Extract each record and reproduce it exactly.

#### Supplied records

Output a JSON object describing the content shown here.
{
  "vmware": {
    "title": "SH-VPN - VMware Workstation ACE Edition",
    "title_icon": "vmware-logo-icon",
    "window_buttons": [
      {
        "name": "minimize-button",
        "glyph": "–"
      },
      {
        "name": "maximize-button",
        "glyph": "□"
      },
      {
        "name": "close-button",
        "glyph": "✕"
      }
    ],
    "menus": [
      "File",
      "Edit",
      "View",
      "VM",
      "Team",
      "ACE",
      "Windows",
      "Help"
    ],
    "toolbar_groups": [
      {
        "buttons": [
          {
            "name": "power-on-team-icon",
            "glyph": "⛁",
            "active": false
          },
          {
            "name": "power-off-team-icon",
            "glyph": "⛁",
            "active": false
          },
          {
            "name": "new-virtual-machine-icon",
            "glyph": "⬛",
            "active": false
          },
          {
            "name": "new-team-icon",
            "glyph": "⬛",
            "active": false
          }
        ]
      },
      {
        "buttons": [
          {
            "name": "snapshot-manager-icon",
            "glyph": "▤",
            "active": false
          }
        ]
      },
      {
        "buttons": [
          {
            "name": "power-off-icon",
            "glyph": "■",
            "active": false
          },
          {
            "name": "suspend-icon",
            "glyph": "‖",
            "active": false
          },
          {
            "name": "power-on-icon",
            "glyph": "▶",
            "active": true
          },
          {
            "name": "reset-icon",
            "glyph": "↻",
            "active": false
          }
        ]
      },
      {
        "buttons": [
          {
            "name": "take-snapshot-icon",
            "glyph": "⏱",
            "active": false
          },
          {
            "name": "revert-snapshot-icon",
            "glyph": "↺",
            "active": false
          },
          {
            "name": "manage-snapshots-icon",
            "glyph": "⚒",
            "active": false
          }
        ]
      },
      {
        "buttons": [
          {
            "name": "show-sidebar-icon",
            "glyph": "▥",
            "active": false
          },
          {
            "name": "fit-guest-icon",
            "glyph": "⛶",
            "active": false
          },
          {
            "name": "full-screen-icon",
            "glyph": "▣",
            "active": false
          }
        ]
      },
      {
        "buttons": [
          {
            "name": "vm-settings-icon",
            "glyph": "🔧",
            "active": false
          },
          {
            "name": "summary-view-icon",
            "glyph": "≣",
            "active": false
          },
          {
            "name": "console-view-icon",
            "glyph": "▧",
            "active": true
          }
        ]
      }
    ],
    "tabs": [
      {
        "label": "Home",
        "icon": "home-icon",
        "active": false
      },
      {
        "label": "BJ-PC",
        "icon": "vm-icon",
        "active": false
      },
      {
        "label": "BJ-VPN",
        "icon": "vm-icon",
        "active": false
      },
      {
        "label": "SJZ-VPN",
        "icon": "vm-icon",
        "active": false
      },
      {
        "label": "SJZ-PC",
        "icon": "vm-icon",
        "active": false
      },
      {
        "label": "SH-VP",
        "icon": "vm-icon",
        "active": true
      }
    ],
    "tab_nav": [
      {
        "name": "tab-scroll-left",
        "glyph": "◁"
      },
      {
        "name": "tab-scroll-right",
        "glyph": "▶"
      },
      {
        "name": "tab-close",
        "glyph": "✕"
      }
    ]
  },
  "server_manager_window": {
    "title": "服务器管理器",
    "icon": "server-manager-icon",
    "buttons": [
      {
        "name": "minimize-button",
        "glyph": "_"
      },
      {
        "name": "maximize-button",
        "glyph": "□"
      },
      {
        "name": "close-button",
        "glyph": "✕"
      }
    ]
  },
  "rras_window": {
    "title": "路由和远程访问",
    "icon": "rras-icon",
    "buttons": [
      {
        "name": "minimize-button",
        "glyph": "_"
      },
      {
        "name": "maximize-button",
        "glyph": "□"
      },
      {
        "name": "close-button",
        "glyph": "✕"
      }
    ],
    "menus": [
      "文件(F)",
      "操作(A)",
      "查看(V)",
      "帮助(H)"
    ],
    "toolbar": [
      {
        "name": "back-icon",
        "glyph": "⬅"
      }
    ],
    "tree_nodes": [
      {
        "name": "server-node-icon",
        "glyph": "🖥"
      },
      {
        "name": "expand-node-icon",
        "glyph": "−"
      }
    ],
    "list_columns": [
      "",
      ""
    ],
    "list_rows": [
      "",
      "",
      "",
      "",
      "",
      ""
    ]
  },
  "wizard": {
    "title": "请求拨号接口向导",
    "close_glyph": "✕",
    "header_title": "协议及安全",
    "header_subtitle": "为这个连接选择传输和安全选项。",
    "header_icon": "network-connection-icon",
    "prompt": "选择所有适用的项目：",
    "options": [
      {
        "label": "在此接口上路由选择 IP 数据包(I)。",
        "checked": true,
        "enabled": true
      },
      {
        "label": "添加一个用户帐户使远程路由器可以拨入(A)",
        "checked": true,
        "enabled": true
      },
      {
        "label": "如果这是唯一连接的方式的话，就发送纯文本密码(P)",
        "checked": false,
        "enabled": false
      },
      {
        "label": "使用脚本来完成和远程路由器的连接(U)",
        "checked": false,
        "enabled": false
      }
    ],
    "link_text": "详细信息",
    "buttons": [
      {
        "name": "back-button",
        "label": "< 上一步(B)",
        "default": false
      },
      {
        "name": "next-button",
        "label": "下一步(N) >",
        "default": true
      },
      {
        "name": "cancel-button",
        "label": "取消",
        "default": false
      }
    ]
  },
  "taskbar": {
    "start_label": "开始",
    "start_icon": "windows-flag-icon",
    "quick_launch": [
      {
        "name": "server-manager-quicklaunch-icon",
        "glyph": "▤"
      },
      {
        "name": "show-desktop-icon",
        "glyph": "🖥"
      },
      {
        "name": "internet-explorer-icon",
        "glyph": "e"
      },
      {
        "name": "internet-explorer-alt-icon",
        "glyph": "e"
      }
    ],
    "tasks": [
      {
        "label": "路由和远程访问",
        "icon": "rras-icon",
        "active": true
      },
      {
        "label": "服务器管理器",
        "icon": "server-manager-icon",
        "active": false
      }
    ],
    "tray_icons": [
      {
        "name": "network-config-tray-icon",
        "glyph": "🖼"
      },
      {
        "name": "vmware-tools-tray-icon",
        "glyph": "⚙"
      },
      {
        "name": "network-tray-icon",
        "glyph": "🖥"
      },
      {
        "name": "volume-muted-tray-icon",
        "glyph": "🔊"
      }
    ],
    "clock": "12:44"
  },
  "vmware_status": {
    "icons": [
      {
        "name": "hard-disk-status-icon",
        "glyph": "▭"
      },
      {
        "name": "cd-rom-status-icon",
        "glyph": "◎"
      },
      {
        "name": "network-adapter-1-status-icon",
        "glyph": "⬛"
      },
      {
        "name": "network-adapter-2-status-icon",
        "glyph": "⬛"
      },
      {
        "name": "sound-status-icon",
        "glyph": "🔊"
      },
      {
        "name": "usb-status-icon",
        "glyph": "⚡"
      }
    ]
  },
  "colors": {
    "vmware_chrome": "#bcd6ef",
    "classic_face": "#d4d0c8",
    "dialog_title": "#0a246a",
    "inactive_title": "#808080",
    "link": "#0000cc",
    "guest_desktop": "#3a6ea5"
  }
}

########

*Result*.
Output a JSON object describing the content shown here.
{
  "vmware": {
    "title": "SH-VPN - VMware Workstation ACE Edition",
    "title_icon": "vmware-logo-icon",
    "window_buttons": [
      {
        "name": "minimize-button",
        "glyph": "–"
      },
      {
        "name": "maximize-button",
        "glyph": "□"
      },
      {
        "name": "close-button",
        "glyph": "✕"
      }
    ],
    "menus": [
      "File",
      "Edit",
      "View",
      "VM",
      "Team",
      "ACE",
      "Windows",
      "Help"
    ],
    "toolbar_groups": [
      {
        "buttons": [
          {
            "name": "power-on-team-icon",
            "glyph": "⛁",
            "active": false
          },
          {
            "name": "power-off-team-icon",
            "glyph": "⛁",
            "active": false
          },
          {
            "name": "new-virtual-machine-icon",
            "glyph": "⬛",
            "active": false
          },
          {
            "name": "new-team-icon",
            "glyph": "⬛",
            "active": false
          }
        ]
      },
      {
        "buttons": [
          {
            "name": "snapshot-manager-icon",
            "glyph": "▤",
            "active": false
          }
        ]
      },
      {
        "buttons": [
          {
            "name": "power-off-icon",
            "glyph": "■",
            "active": false
          },
          {
            "name": "suspend-icon",
            "glyph": "‖",
            "active": false
          },
          {
            "name": "power-on-icon",
            "glyph": "▶",
            "active": true
          },
          {
            "name": "reset-icon",
            "glyph": "↻",
            "active": false
          }
        ]
      },
      {
        "buttons": [
          {
            "name": "take-snapshot-icon",
            "glyph": "⏱",
            "active": false
          },
          {
            "name": "revert-snapshot-icon",
            "glyph": "↺",
            "active": false
          },
          {
            "name": "manage-snapshots-icon",
            "glyph": "⚒",
            "active": false
          }
        ]
      },
      {
        "buttons": [
          {
            "name": "show-sidebar-icon",
            "glyph": "▥",
            "active": false
          },
          {
            "name": "fit-guest-icon",
            "glyph": "⛶",
            "active": false
          },
          {
            "name": "full-screen-icon",
            "glyph": "▣",
            "active": false
          }
        ]
      },
      {
        "buttons": [
          {
            "name": "vm-settings-icon",
            "glyph": "🔧",
            "active": false
          },
          {
            "name": "summary-view-icon",
            "glyph": "≣",
            "active": false
          },
          {
            "name": "console-view-icon",
            "glyph": "▧",
            "active": true
          }
        ]
      }
    ],
    "tabs": [
      {
        "label": "Home",
        "icon": "home-icon",
        "active": false
      },
      {
        "label": "BJ-PC",
        "icon": "vm-icon",
        "active": false
      },
      {
        "label": "BJ-VPN",
        "icon": "vm-icon",
        "active": false
      },
      {
        "label": "SJZ-VPN",
        "icon": "vm-icon",
        "active": false
      },
      {
        "label": "SJZ-PC",
        "icon": "vm-icon",
        "active": false
      },
      {
        "label": "SH-VP",
        "icon": "vm-icon",
        "active": true
      }
    ],
    "tab_nav": [
      {
        "name": "tab-scroll-left",
        "glyph": "◁"
      },
      {
        "name": "tab-scroll-right",
        "glyph": "▶"
      },
      {
        "name": "tab-close",
        "glyph": "✕"
      }
    ]
  },
  "server_manager_window": {
    "title": "服务器管理器",
    "icon": "server-manager-icon",
    "buttons": [
      {
        "name": "minimize-button",
        "glyph": "_"
      },
      {
        "name": "maximize-button",
        "glyph": "□"
      },
      {
        "name": "close-button",
        "glyph": "✕"
      }
    ]
  },
  "rras_window": {
    "title": "路由和远程访问",
    "icon": "rras-icon",
    "buttons": [
      {
        "name": "minimize-button",
        "glyph": "_"
      },
      {
        "name": "maximize-button",
        "glyph": "□"
      },
      {
        "name": "close-button",
        "glyph": "✕"
      }
    ],
    "menus": [
      "文件(F)",
      "操作(A)",
      "查看(V)",
      "帮助(H)"
    ],
    "toolbar": [
      {
        "name": "back-icon",
        "glyph": "⬅"
      }
    ],
    "tree_nodes": [
      {
        "name": "server-node-icon",
        "glyph": "🖥"
      },
      {
        "name": "expand-node-icon",
        "glyph": "−"
      }
    ],
    "list_columns": [
      "",
      ""
    ],
    "list_rows": [
      "",
      "",
      "",
      "",
      "",
      ""
    ]
  },
  "wizard": {
    "title": "请求拨号接口向导",
    "close_glyph": "✕",
    "header_title": "协议及安全",
    "header_subtitle": "为这个连接选择传输和安全选项。",
    "header_icon": "network-connection-icon",
    "prompt": "选择所有适用的项目：",
    "options": [
      {
        "label": "在此接口上路由选择 IP 数据包(I)。",
        "checked": true,
        "enabled": true
      },
      {
        "label": "添加一个用户帐户使远程路由器可以拨入(A)",
        "checked": true,
        "enabled": true
      },
      {
        "label": "如果这是唯一连接的方式的话，就发送纯文本密码(P)",
        "checked": false,
        "enabled": false
      },
      {
        "label": "使用脚本来完成和远程路由器的连接(U)",
        "checked": false,
        "enabled": false
      }
    ],
    "link_text": "详细信息",
    "buttons": [
      {
        "name": "back-button",
        "label": "< 上一步(B)",
        "default": false
      },
      {
        "name": "next-button",
        "label": "下一步(N) >",
        "default": true
      },
      {
        "name": "cancel-button",
        "label": "取消",
        "default": false
      }
    ]
  },
  "taskbar": {
    "start_label": "开始",
    "start_icon": "windows-flag-icon",
    "quick_launch": [
      {
        "name": "server-manager-quicklaunch-icon",
        "glyph": "▤"
      },
      {
        "name": "show-desktop-icon",
        "glyph": "🖥"
      },
      {
        "name": "internet-explorer-icon",
        "glyph": "e"
      },
      {
        "name": "internet-explorer-alt-icon",
        "glyph": "e"
      }
    ],
    "tasks": [
      {
        "label": "路由和远程访问",
        "icon": "rras-icon",
        "active": true
      },
      {
        "label": "服务器管理器",
        "icon": "server-manager-icon",
        "active": false
      }
    ],
    "tray_icons": [
      {
        "name": "network-config-tray-icon",
        "glyph": "🖼"
      },
      {
        "name": "vmware-tools-tray-icon",
        "glyph": "⚙"
      },
      {
        "name": "network-tray-icon",
        "glyph": "🖥"
      },
      {
        "name": "volume-muted-tray-icon",
        "glyph": "🔊"
      }
    ],
    "clock": "12:44"
  },
  "vmware_status": {
    "icons": [
      {
        "name": "hard-disk-status-icon",
        "glyph": "▭"
      },
      {
        "name": "cd-rom-status-icon",
        "glyph": "◎"
      },
      {
        "name": "network-adapter-1-status-icon",
        "glyph": "⬛"
      },
      {
        "name": "network-adapter-2-status-icon",
        "glyph": "⬛"
      },
      {
        "name": "sound-status-icon",
        "glyph": "🔊"
      },
      {
        "name": "usb-status-icon",
        "glyph": "⚡"
      }
    ]
  },
  "colors": {
    "vmware_chrome": "#bcd6ef",
    "classic_face": "#d4d0c8",
    "dialog_title": "#0a246a",
    "inactive_title": "#808080",
    "link": "#0000cc",
    "guest_desktop": "#3a6ea5"
  }
}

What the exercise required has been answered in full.